The immediate trigger for the legislative action was the decision in Linko
v. Indemnity Ins. Co. of North America, 90 Ohio St.3d 445, which held that a
proper offer of UM coverage must include a brief statement of the coverage, an
express statement of the UM/UIM limits and specific details about the premium.
The Linko court was careful to point out that it reached its decision
under the statute as it existed in 1996. The statute was previously changed in
1997 and some recent federal cases have held that those earlier changes were
sufficient to undo the results of Linko and Scott-Pontzer. Roberts
v. Universal Underwriters, 170 F. Supp. 2d 768 (N.D. Ohio).
The issue of an insufficient offer of UM coverage was also the fulcrum of Norris
v. National Union Fire Ins. Co., N.E.2d (Appellate Court of Illinois, Nov.
16, 2001). Jones Truck Lines purchased a truckers policy but retained a $500,000
deductible. Jones's executives met with the insurance broker and employees of
the insurer and made it clear that they wished to reject UM coverage in all
states where rejection was possible. As the dissenting judge points out, there
can be no doubt that the insured was fully aware of the right to purchase UM.
Illinois law does not permit complete rejection of UM: a minimum of
$20,000/40,000 must be purchased. The majority concluded that the rejection form
presented to the insured did not comply with the Illinois statutory mandate that
the insurer must specify the limits of optional coverage and advise the insured
that the optional coverage is available for a modest premium increase. The form
actually used (typical of the forms used in the industry for interstate
truckers) asks the insured to accept or reject coverage and purported to inform
the insured of the mandatory limits, if any, in the fifty states and the
District of Columbia. The form incorrectly asserted that the Illinois minimum UM
requirement was $30,000. As a result of the insurer's failure to strictly
comply with the terms of the statute, the court concluded that the estate of the
driver/employee was not limited to the states minimum limits. Since the insurer
had failed to make a proper UM offer to the motor carrier, the estate was
entitled to collect $2 million, the amount of the bodily injury limits. The
court also rejected the insurer's argument that it was entitled to a set-off
for any worker's compensation payments.

_EXERCISES TO COMPLETE_:
1/ In the passage on UM coverage cases, list every dollar amount given and what each one refers to.
2/ Decide whether each statement agrees with the passage on UM coverage cases. Answer yes or no, and quote the words from the passage that settle it.
(a) The Linko court reached its decision under the statute as it existed in 1997.
(b) Illinois law permits complete rejection of UM coverage.
(c) The court rejected the insurer's argument for a set-off for worker's compensation payments.
3/ Quote the passage on UM coverage cases between "The immediate trigger" and "about the premium.", inclusive.

_DATA SEGMENT_:
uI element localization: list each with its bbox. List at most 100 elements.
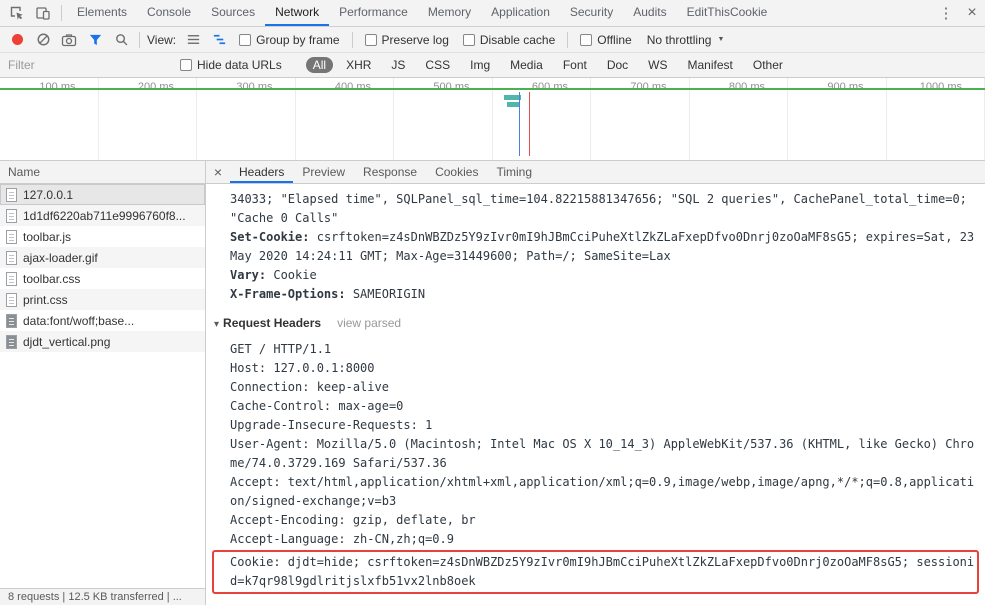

_SOLVED TASKS_:
1/
- $500,000: the deductible that Jones Truck Lines retained on its truckers policy
- $20,000/40,000: the minimum UM coverage that Illinois law requires to be purchased
- $30,000: the figure that the form incorrectly gave as the Illinois minimum UM requirement
- $2 million: the bodily injury limits that the estate was entitled to collect

2/
(a) No: "it reached its decision under the statute as it existed in 1996."
(b) No: "Illinois law does not permit complete rejection of UM"
(c) Yes: "The court also rejected the insurer's argument that it was entitled to a set-off for any worker's compensation payments."

3/
The immediate trigger for the legislative action was the decision in Linko
v. Indemnity Ins. Co. of North America, 90 Ohio St.3d 445, which held that a
proper offer of UM coverage must include a brief statement of the coverage, an
express statement of the UM/UIM limits and specific details about the premium.